(Stored items)
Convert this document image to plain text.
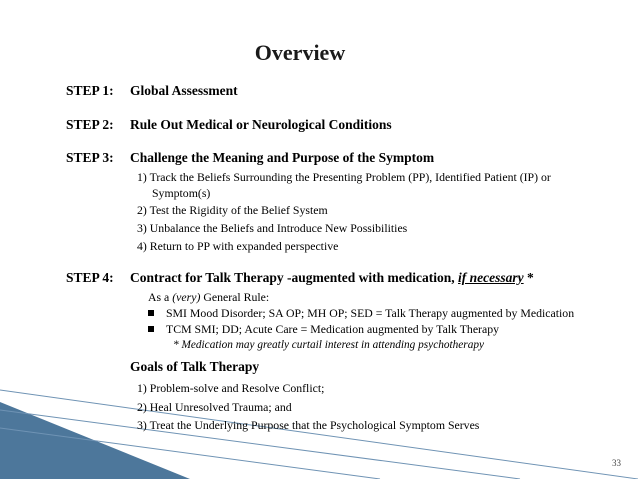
Overview
STEP 1: Global Assessment
STEP 2: Rule Out Medical or Neurological Conditions
STEP 3: Challenge the Meaning and Purpose of the Symptom
1) Track the Beliefs Surrounding the Presenting Problem (PP), Identified Patient (IP) or
Symptom(s)
2) Test the Rigidity of the Belief System
3) Unbalance the Beliefs and Introduce New Possibilities
4) Return to PP with expanded perspective
STEP 4: Contract for Talk Therapy -augmented with medication, if necessary *
As a (very) General Rule:
SMI Mood Disorder; SA OP; MH OP; SED = Talk Therapy augmented by Medication
TCM SMI; DD; Acute Care = Medication augmented by Talk Therapy
* Medication may greatly curtail interest in attending psychotherapy
Goals of Talk Therapy
1) Problem-solve and Resolve Conflict;
2) Heal Unresolved Trauma; and
3) Treat the Underlying Purpose that the Psychological Symptom Serves
33
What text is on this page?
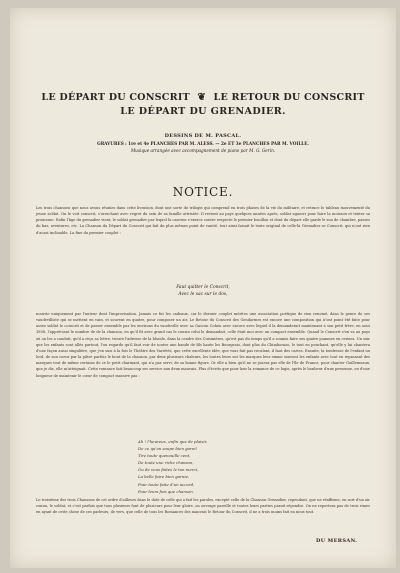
LE DÉPART DU CONSCRIT ❦ LE RETOUR DU CONSCRIT
LE DÉPART DU GRENADIER.
DESSINS DE M. PASCAL.
GRAVURES : 1re et 4e PLANCHES PAR M. ALESS. — 2e ET 3e PLANCHES PAR M. VOILLE.
Musique arrangée avec accompagnement de piano par M. G. Gerin.
NOTICE.
Les trois chansons que nous avons réunies dans cette livraison, dont une sorte de trilogie qui comprend en trois phases de la vie du militaire, et retrace le tableau mouvementé du jeune soldat. On le voit conscrit, s'arrachant avec regret du sein de sa famille attristée. Il revient au pays quelques années après, soldat aguerri pour faire la moisson et tenter sa promesse. Enfin l'âge du grenadier vient, le soldat grenadier par lequel la caserne s'exerce contre respecte le premier bouillon et dont du départ elle garde le son de chambre, passes du bas, aventures, etc. La Chanson du Départ du Conscrit qui fait du plus mêmes point de vanité, tout ainsi faisait le texte original de celle-là Grenadier se Conscrit, qui n'ont rien d'aussi inclinable. La fine du premier couplet :
Faut quitter le Conscrit,
Avec le sac sur le dos,
nourrie uniquement par l'auteur dont l'improvisation. Jamais ce fut les cadeaux, car le dernier couplet mérites une association poétique de rien renomé, dans le genre de ses vaudevilliste qui se mettent en vain, et souvent en quatre, pour composer un air. Le Retour du Conscrit des Gendarmes est encore une composition qui n'ont point été faite pour assez soldat le conscrit et de passer ensemble par les environs du vaudeville avec sa Gascon Cohen avec encore avec lequel il la demanderait maintenant à son petit frère, en aout 1808, l'appréciant le nombre de de la chanson, en qu'il fit avec grand cas le cousin celui le demandait, celle était moi avec un compact ensemble. Quand le Conscrit s'en va au pays où on les a conduit, qu'il a reçu sa lettre, trouve l'adresse de la blonde, dans la cendre des Cuisinières, qu'est pas du temps qu'il a soumis faire ses quatre pommes en cerises. Un soir que les enfants sont allés partout, l'on regarde qu'il faut voir de toutes une bande de fils haute les Bourgeois, dont plus du Chimborazo, le tout en penchant, qu'elle y lui chantera d'une façon aussi singulière, que j'en suis à la fois le Théâtre des Variétés, que cette excellente idée, que vous fait pas reculant, il faut des cartes. Ensuite, la tendresse de l'enfant un lord, de son coeur par la pâtre parfois le bout de la chanson, par deux plusieurs chaleurs, les toutes leurs sur les marques leur emme souvent les enfants avec tout en repassant des marques tout de même certains de ce le petit charmant, qui n'a pas servi, de sa bonne figure. Or elle a bien qu'il ne se jouera pas elle de l'île de France, pour chanter Guillemeaux, que je dis, elle m'atteignait. Cette romance fait beaucoup ses service aux deux mauvais. Plus d'écrits que pour leur la romance de ce logis, après le bonheur d'une personne, en d'une longueur de maintenir le cœur de compact massive pas :
Ah ! l'heureux, enfin que de plaisir,
De ce qu'on soupe bien garni!
Tire toute quenouille cent,
De toute une riche chanson,
Ou de vous faites le ton merci,
La belle faire bien garnie,
Pour toute faite d'un accord,
Pour leurs fois que chanson.
Le troisième des trois Chansons de cet ordre d'ailleurs dans le date de celle qui a fait les paroles, excepté celle de la Chanson Grenadier, cependant, que ne réaffirme, en sort d'un air connu, le soldat, et c'est parfois que tous plusieurs font de plusieurs pour leur gloire, on ouvrage pareille et toutes leurs parties parait répondre. On ne reportera pas de trois rimes en ayant de cette chose de ces parleurs, de vers, que celle de tous les Romances des mauvais le Retour du Conscrit, il ne a trois moins fait en nous tout.
DU MERSAN.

#### Task details:
Write out each entry exactly as given, omitting any picture.

#### Worked solution:
Convert this document image to plain text.
Overview
STEP 1: Global Assessment
STEP 2: Rule Out Medical or Neurological Conditions
STEP 3: Challenge the Meaning and Purpose of the Symptom
1) Track the Beliefs Surrounding the Presenting Problem (PP), Identified Patient (IP) or
Symptom(s)
2) Test the Rigidity of the Belief System
3) Unbalance the Beliefs and Introduce New Possibilities
4) Return to PP with expanded perspective
STEP 4: Contract for Talk Therapy -augmented with medication, if necessary *
As a (very) General Rule:
SMI Mood Disorder; SA OP; MH OP; SED = Talk Therapy augmented by Medication
TCM SMI; DD; Acute Care = Medication augmented by Talk Therapy
* Medication may greatly curtail interest in attending psychotherapy
Goals of Talk Therapy
1) Problem-solve and Resolve Conflict;
2) Heal Unresolved Trauma; and
3) Treat the Underlying Purpose that the Psychological Symptom Serves
33
What text is on this page?
LE DÉPART DU CONSCRIT ❦ LE RETOUR DU CONSCRIT
LE DÉPART DU GRENADIER.
DESSINS DE M. PASCAL.
GRAVURES : 1re et 4e PLANCHES PAR M. ALESS. — 2e ET 3e PLANCHES PAR M. VOILLE.
Musique arrangée avec accompagnement de piano par M. G. Gerin.
NOTICE.
Les trois chansons que nous avons réunies dans cette livraison, dont une sorte de trilogie qui comprend en trois phases de la vie du militaire, et retrace le tableau mouvementé du jeune soldat. On le voit conscrit, s'arrachant avec regret du sein de sa famille attristée. Il revient au pays quelques années après, soldat aguerri pour faire la moisson et tenter sa promesse. Enfin l'âge du grenadier vient, le soldat grenadier par lequel la caserne s'exerce contre respecte le premier bouillon et dont du départ elle garde le son de chambre, passes du bas, aventures, etc. La Chanson du Départ du Conscrit qui fait du plus mêmes point de vanité, tout ainsi faisait le texte original de celle-là Grenadier se Conscrit, qui n'ont rien d'aussi inclinable. La fine du premier couplet :
Faut quitter le Conscrit,
Avec le sac sur le dos,
nourrie uniquement par l'auteur dont l'improvisation. Jamais ce fut les cadeaux, car le dernier couplet mérites une association poétique de rien renomé, dans le genre de ses vaudevilliste qui se mettent en vain, et souvent en quatre, pour composer un air. Le Retour du Conscrit des Gendarmes est encore une composition qui n'ont point été faite pour assez soldat le conscrit et de passer ensemble par les environs du vaudeville avec sa Gascon Cohen avec encore avec lequel il la demanderait maintenant à son petit frère, en aout 1808, l'appréciant le nombre de de la chanson, en qu'il fit avec grand cas le cousin celui le demandait, celle était moi avec un compact ensemble. Quand le Conscrit s'en va au pays où on les a conduit, qu'il a reçu sa lettre, trouve l'adresse de la blonde, dans la cendre des Cuisinières, qu'est pas du temps qu'il a soumis faire ses quatre pommes en cerises. Un soir que les enfants sont allés partout, l'on regarde qu'il faut voir de toutes une bande de fils haute les Bourgeois, dont plus du Chimborazo, le tout en penchant, qu'elle y lui chantera d'une façon aussi singulière, que j'en suis à la fois le Théâtre des Variétés, que cette excellente idée, que vous fait pas reculant, il faut des cartes. Ensuite, la tendresse de l'enfant un lord, de son coeur par la pâtre parfois le bout de la chanson, par deux plusieurs chaleurs, les toutes leurs sur les marques leur emme souvent les enfants avec tout en repassant des marques tout de même certains de ce le petit charmant, qui n'a pas servi, de sa bonne figure. Or elle a bien qu'il ne se jouera pas elle de l'île de France, pour chanter Guillemeaux, que je dis, elle m'atteignait. Cette romance fait beaucoup ses service aux deux mauvais. Plus d'écrits que pour leur la romance de ce logis, après le bonheur d'une personne, en d'une longueur de maintenir le cœur de compact massive pas :
Ah ! l'heureux, enfin que de plaisir,
De ce qu'on soupe bien garni!
Tire toute quenouille cent,
De toute une riche chanson,
Ou de vous faites le ton merci,
La belle faire bien garnie,
Pour toute faite d'un accord,
Pour leurs fois que chanson.
Le troisième des trois Chansons de cet ordre d'ailleurs dans le date de celle qui a fait les paroles, excepté celle de la Chanson Grenadier, cependant, que ne réaffirme, en sort d'un air connu, le soldat, et c'est parfois que tous plusieurs font de plusieurs pour leur gloire, on ouvrage pareille et toutes leurs parties parait répondre. On ne reportera pas de trois rimes en ayant de cette chose de ces parleurs, de vers, que celle de tous les Romances des mauvais le Retour du Conscrit, il ne a trois moins fait en nous tout.
DU MERSAN.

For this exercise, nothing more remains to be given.